Things to do:
1. According to the Kaggle notes on intermediate machine learning, what three approaches to missing values are there?
2. Reproduce the part of the Kaggle notes on intermediate machine learning between "reduced_val_X = val_X.drop(cols_with_missing, axis" and "train_X_plus[col + '_was_missing'] = train_X_plus[col].isnull()", inclusive.
━━ Excerpt to read
<h3><b> Kaggle: Intermediate Machine Learning </b></h3>

In [None]:
!pip3 install xgboost

Dummy dataframe and train/valuation segmentation:

In [None]:
import numpy as np
import pandas as pd
from sklearn.model_selection import train_test_split

df = pd.read_csv("file_name.csv")
y = df."predictor_col_name"      
exp_rows = ["col_name1", "col_name2", ...]
X = df[exp_rows]
train_X, val_X, train_y, val_y = train_test_split(X, y, random_state = 0)

<b> Chapter 2: Missing Values </b>

Approaches to missing values:
1. Drop columns
2. Imputation (Replace with values: mean, median etc...)
3. Imputation with new binary column suggesting missing value

In [None]:
# Libraries
from sklearn.ensemble import RandomForestRegressor
from sklearn.metrics import mean_absolute_error 
from sklearn.impute import SimpleImputer

# Function returning error size of models
def score_dataset(train_X, val_X, train_y, val_y):
    model = RandomForestRegressor(n_estimators = 10, random_state = 0)
    model.fit(train_X, train_y)
    preds = model.predict(val_X)
    return mean_absolute_error(val_y, preds) # Can replace MAE with other types of error metric

# 1. Dropping columns
cols_with_missing = [col for col in train_X.columns if train_X[col].isnull().any()]
reduced_train_X = train_X.drop(cols_with_missing, axis = 1)
reduced_val_X = val_X.drop(cols_with_missing, axis = 1)

# 2. Imputation
my_imputer = SimpleImputer()
imputed_train_X = pd.DataFrame(my_imputer.fit_transform(train_X))
imputed_val_X = pd.DataFrame(my_imputer.transform(val_X))
imputed_train_X.columns = train_X.columns    # Put back column names
imputed_val_X.columns = val_X.columns

# 3. Imputation with dummy missing column
train_X_plus = train_X.copy()
val_X_plus = val_X.copy()
for col in cols_with_missing:                # For making new dummy columns
    train_X_plus[col + '_was_missing'] = train_X_plus[col].isnull()
━━━━
━━ Listing
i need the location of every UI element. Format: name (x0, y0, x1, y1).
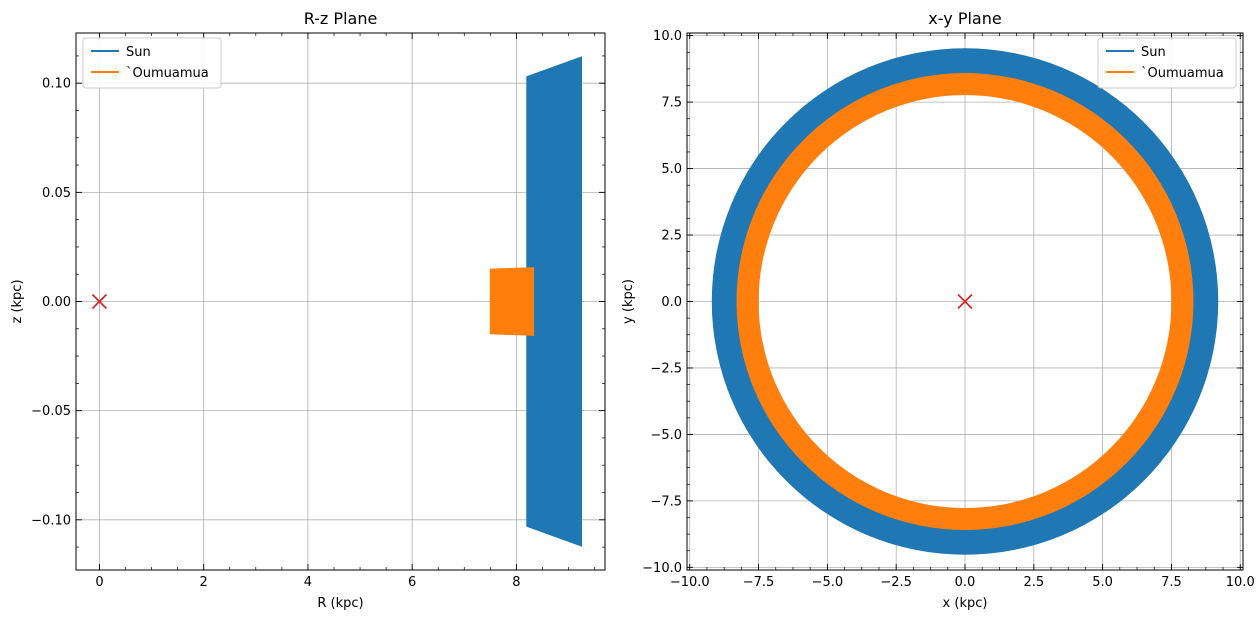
y-tick-label: 0.10 (42, 77, 71, 92)
y-tick-label: −5.0 (650, 428, 682, 443)
y-tick-label: 5.0 (661, 162, 682, 177)
x-tick-label: 4 (304, 575, 312, 590)
y-axis-label: y (kpc) (621, 279, 636, 324)
x-tick-label: 6 (408, 575, 416, 590)
x-tick-label: 2 (200, 575, 208, 590)
x-axis-label: x (kpc) (943, 596, 988, 611)
legend-label-oumuamua: `Oumuamua (126, 66, 209, 81)
y-tick-label: 0.05 (42, 186, 71, 201)
legend-label-oumuamua: `Oumuamua (1141, 66, 1224, 81)
series-oumuamua-orbit (489, 267, 535, 336)
y-tick-label: 10.0 (653, 29, 682, 44)
legend: Sun `Oumuamua (1097, 37, 1237, 89)
legend-label-sun: Sun (126, 45, 151, 60)
chart-title: R-z Plane (304, 9, 378, 28)
rz-plane-panel: 0 2 4 6 8 −0.10 −0.05 0.00 0.05 0.10 R-z Plane R (k… (10, 9, 606, 611)
x-tick-label: 5.0 (1092, 575, 1113, 590)
center-marker-stroke (957, 293, 973, 310)
x-tick-label: 0 (95, 575, 103, 590)
galactic-center-marker (957, 293, 973, 310)
y-tick-label: −0.05 (31, 404, 71, 419)
x-tick-label: −5.0 (812, 575, 844, 590)
y-tick-label: −0.10 (31, 513, 71, 528)
data-layer (489, 56, 582, 547)
x-tick-label: −7.5 (743, 575, 775, 590)
x-tick-label: 0.0 (955, 575, 976, 590)
x-axis-label: R (kpc) (317, 596, 363, 611)
chart-title: x-y Plane (928, 9, 1001, 28)
galactic-center-marker (91, 293, 108, 310)
axes-frame (686, 32, 1244, 571)
xy-plane-panel: −10.0 −7.5 −5.0 −2.5 0.0 2.5 5.0 7.5 10.0 −10.0 −7… (621, 9, 1255, 611)
y-tick-label: −7.5 (650, 494, 682, 509)
x-tick-label: 7.5 (1161, 575, 1182, 590)
y-tick-label: 0.0 (661, 295, 682, 310)
y-tick-label: 0.00 (42, 295, 71, 310)
x-tick-label: −2.5 (880, 575, 912, 590)
y-tick-label: 7.5 (661, 96, 682, 111)
x-tick-label: 8 (512, 575, 520, 590)
x-tick-label: 10.0 (1226, 575, 1255, 590)
y-axis-label: z (kpc) (10, 279, 25, 323)
y-tick-label: −2.5 (650, 361, 682, 376)
series-sun-orbit (526, 56, 582, 547)
x-tick-label: 2.5 (1023, 575, 1044, 590)
y-tick-label: −10.0 (642, 561, 682, 576)
legend: Sun `Oumuamua (82, 37, 222, 89)
legend-label-sun: Sun (1141, 45, 1166, 60)
y-tick-label: 2.5 (661, 229, 682, 244)
axes-frame (75, 32, 606, 571)
x-tick-label: −10.0 (670, 575, 710, 590)
center-marker-stroke (91, 293, 108, 310)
━━━━
Responses to the tasks:
1. Dropping columns, imputation (replacing with values such as the mean or median), and imputation with a new binary column marking the missing value.

2.
reduced_val_X = val_X.drop(cols_with_missing, axis = 1)

# 2. Imputation
my_imputer = SimpleImputer()
imputed_train_X = pd.DataFrame(my_imputer.fit_transform(train_X))
imputed_val_X = pd.DataFrame(my_imputer.transform(val_X))
imputed_train_X.columns = train_X.columns    # Put back column names
imputed_val_X.columns = val_X.columns

# 3. Imputation with dummy missing column
train_X_plus = train_X.copy()
val_X_plus = val_X.copy()
for col in cols_with_missing:                # For making new dummy columns
    train_X_plus[col + '_was_missing'] = train_X_plus[col].isnull()